## TO DO
Find each line with the word "lemon" and copy it.

________________

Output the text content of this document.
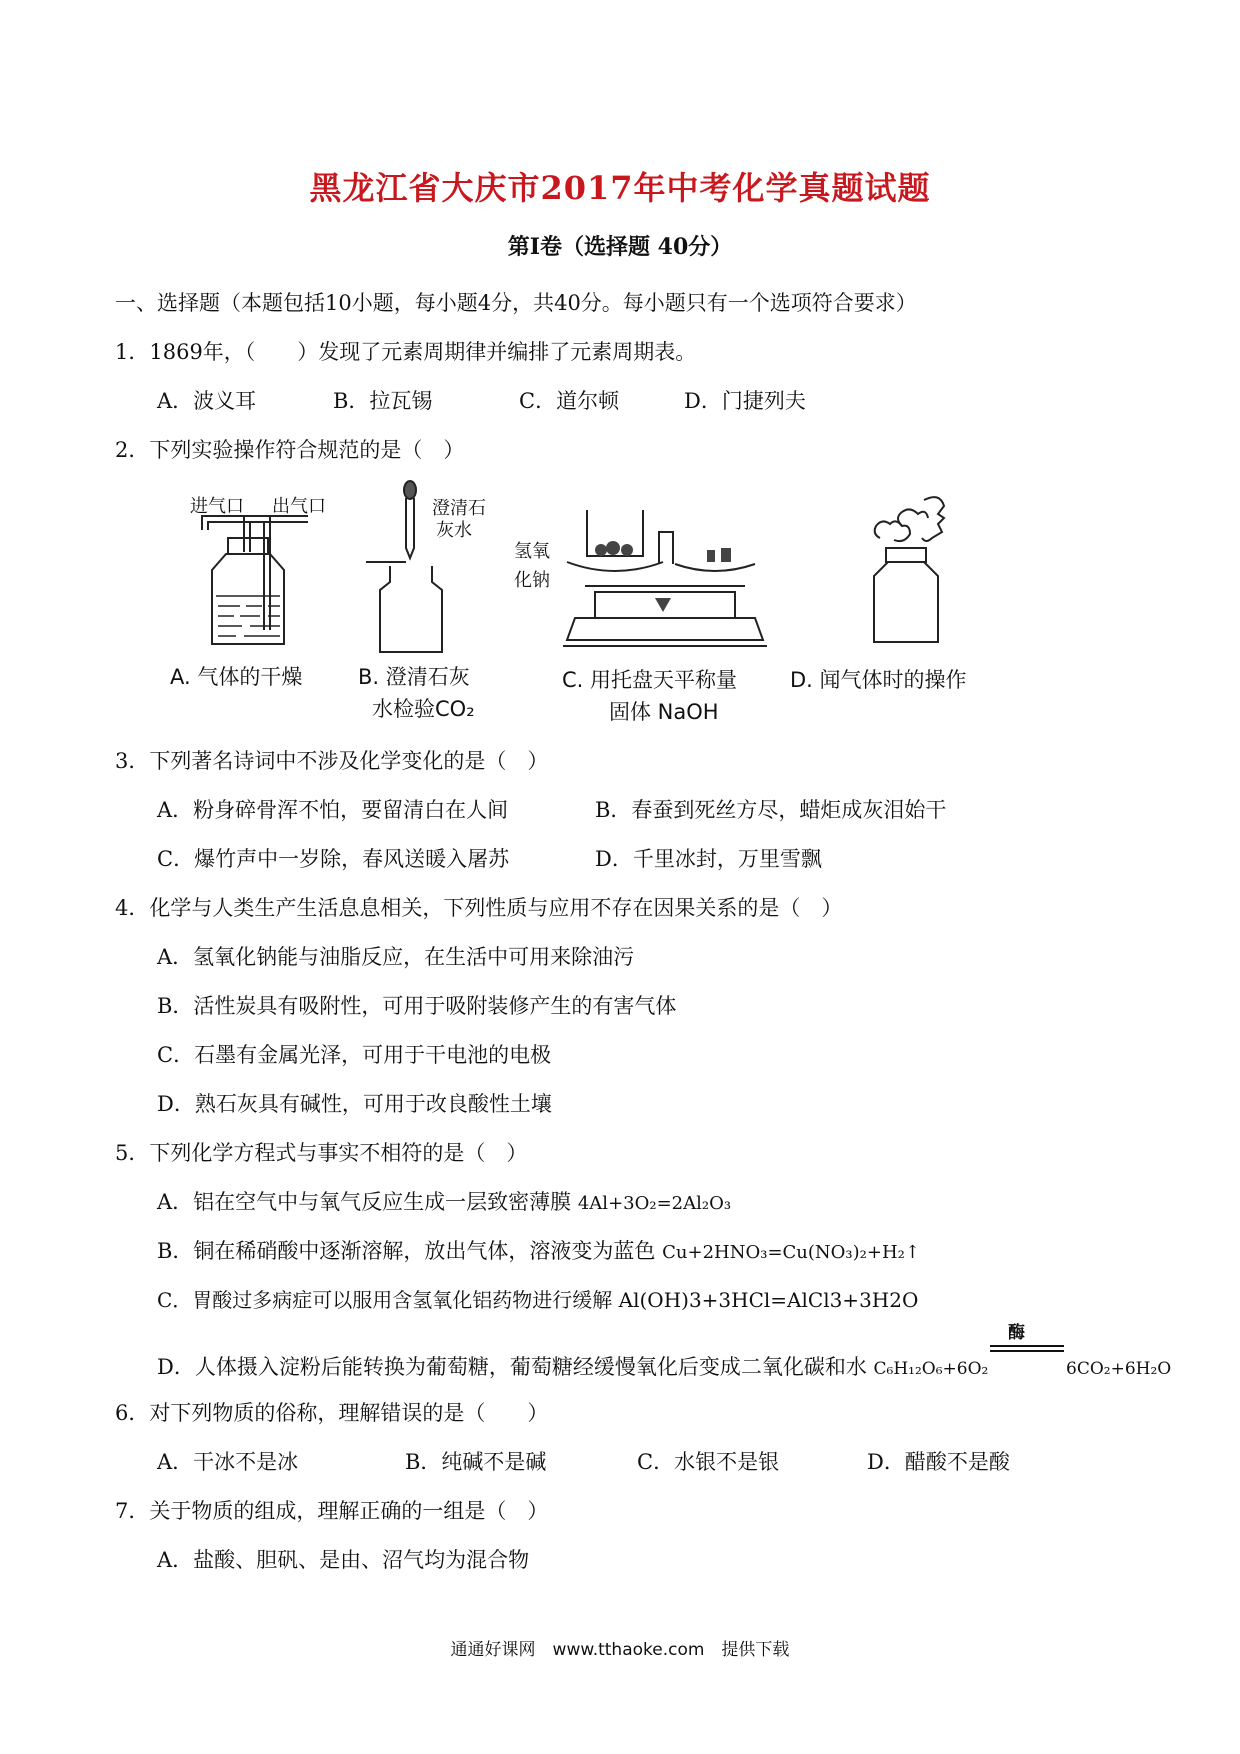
黑龙江省大庆市2017年中考化学真题试题
第Ⅰ卷（选择题 40分）
一、选择题（本题包括10小题，每小题4分，共40分。每小题只有一个选项符合要求）
1．1869年，（　　）发现了元素周期律并编排了元素周期表。
A．波义耳	B．拉瓦锡	C．道尔顿	D．门捷列夫
2．下列实验操作符合规范的是（　）
进气口 出气口
A. 气体的干燥
澄清石
灰水
B. 澄清石灰
水检验CO₂
氢氧
化钠
C. 用托盘天平称量
固体 NaOH
D. 闻气体时的操作
3．下列著名诗词中不涉及化学变化的是（　）
A．粉身碎骨浑不怕，要留清白在人间	B．春蚕到死丝方尽，蜡炬成灰泪始干
C．爆竹声中一岁除，春风送暖入屠苏	D．千里冰封，万里雪飘
4．化学与人类生产生活息息相关，下列性质与应用不存在因果关系的是（　）
A．氢氧化钠能与油脂反应，在生活中可用来除油污
B．活性炭具有吸附性，可用于吸附装修产生的有害气体
C．石墨有金属光泽，可用于干电池的电极
D．熟石灰具有碱性，可用于改良酸性土壤
5．下列化学方程式与事实不相符的是（　）
A．铝在空气中与氧气反应生成一层致密薄膜 4Al+3O₂=2Al₂O₃
B．铜在稀硝酸中逐渐溶解，放出气体，溶液变为蓝色 Cu+2HNO₃=Cu(NO₃)₂+H₂↑
C．胃酸过多病症可以服用含氢氧化铝药物进行缓解 Al(OH)3+3HCl=AlCl3+3H2O
D．人体摄入淀粉后能转换为葡萄糖，葡萄糖经缓慢氧化后变成二氧化碳和水 C₆H₁₂O₆+6O₂
酶
6CO₂+6H₂O
6．对下列物质的俗称，理解错误的是（　　）
A．干冰不是冰	B．纯碱不是碱	C．水银不是银	D．醋酸不是酸
7．关于物质的组成，理解正确的一组是（　）
A．盐酸、胆矾、是由、沼气均为混合物
通通好课网　www.tthaoke.com　提供下载
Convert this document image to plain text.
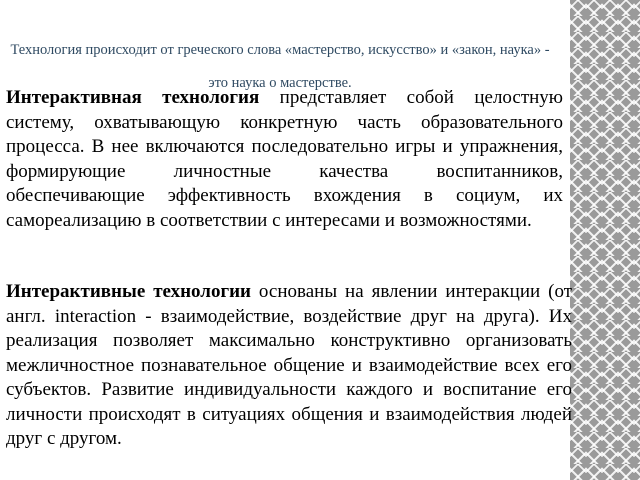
Технология происходит от греческого слова «мастерство, искусство» и «закон, наука» - это наука о мастерстве.

Интерактивная технология представляет собой целостную систему, охватывающую конкретную часть образовательного процесса. В нее включаются последовательно игры и упражнения, формирующие личностные качества воспитанников, обеспечивающие эффективность вхождения в социум, их самореализацию в соответствии с интересами и возможностями.

Интерактивные технологии основаны на явлении интеракции (от англ. interaction - взаимодействие, воздействие друг на друга). Их реализация позволяет максимально конструктивно организовать межличностное познавательное общение и взаимодействие всех его субъектов. Развитие индивидуальности каждого и воспитание его личности происходят в ситуациях общения и взаимодействия людей друг с другом.
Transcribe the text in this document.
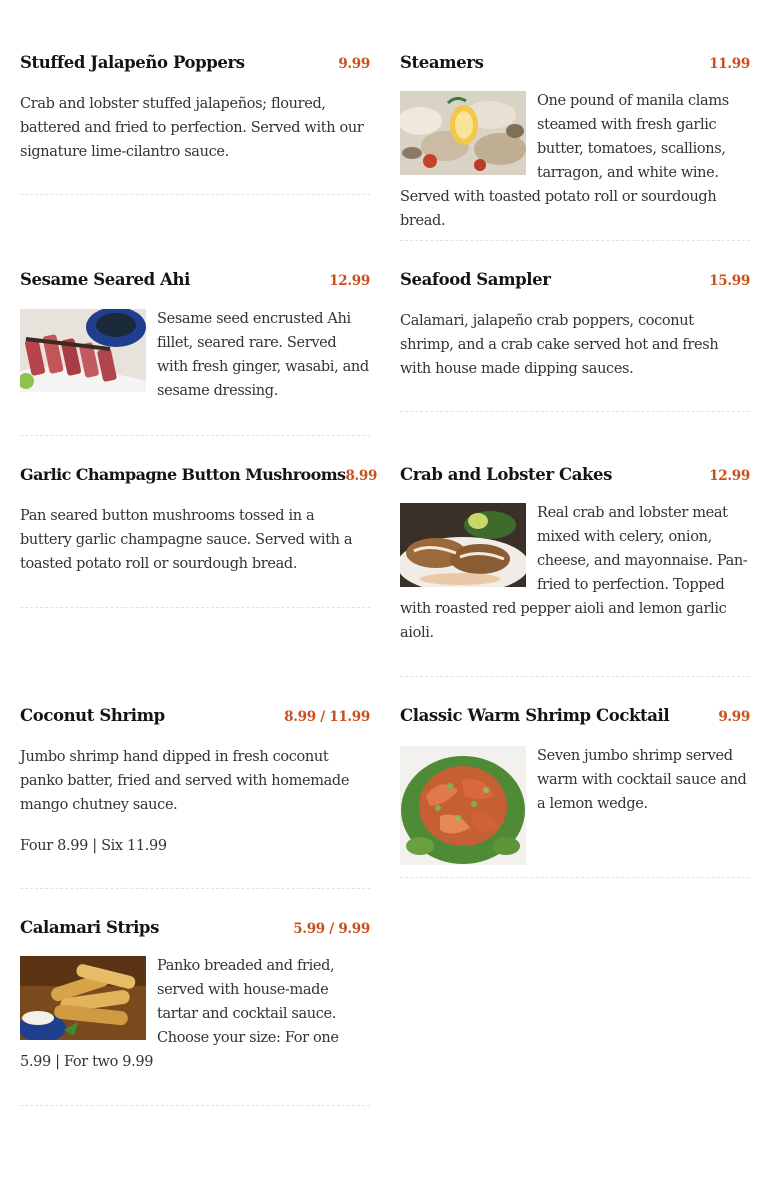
Stuffed Jalapeño Poppers	9.99
Crab and lobster stuffed jalapeños; floured, battered and fried to perfection. Served with our signature lime-cilantro sauce.
Steamers	11.99
One pound of manila clams steamed with fresh garlic butter, tomatoes, scallions, tarragon, and white wine. Served with toasted potato roll or sourdough bread.
Sesame Seared Ahi	12.99
Sesame seed encrusted Ahi fillet, seared rare. Served with fresh ginger, wasabi, and sesame dressing.
Seafood Sampler	15.99
Calamari, jalapeño crab poppers, coconut shrimp, and a crab cake served hot and fresh with house made dipping sauces.
Garlic Champagne Button Mushrooms 8.99
Pan seared button mushrooms tossed in a buttery garlic champagne sauce. Served with a toasted potato roll or sourdough bread.
Crab and Lobster Cakes	12.99
Real crab and lobster meat mixed with celery, onion, cheese, and mayonnaise. Pan-fried to perfection. Topped with roasted red pepper aioli and lemon garlic aioli.
Coconut Shrimp	8.99 / 11.99
Jumbo shrimp hand dipped in fresh coconut panko batter, fried and served with homemade mango chutney sauce.
Four 8.99 | Six 11.99
Classic Warm Shrimp Cocktail	9.99
Seven jumbo shrimp served warm with cocktail sauce and a lemon wedge.
Calamari Strips	5.99 / 9.99
Panko breaded and fried, served with house-made tartar and cocktail sauce. Choose your size: For one 5.99 | For two 9.99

________________

## SOLUTION FOR THIS TASK
Real crab and lobster meat mixed with celery, onion, cheese, and mayonnaise. Pan-fried to perfection. Topped with roasted red pepper aioli and lemon garlic aioli.
Seven jumbo shrimp served warm with cocktail sauce and a lemon wedge.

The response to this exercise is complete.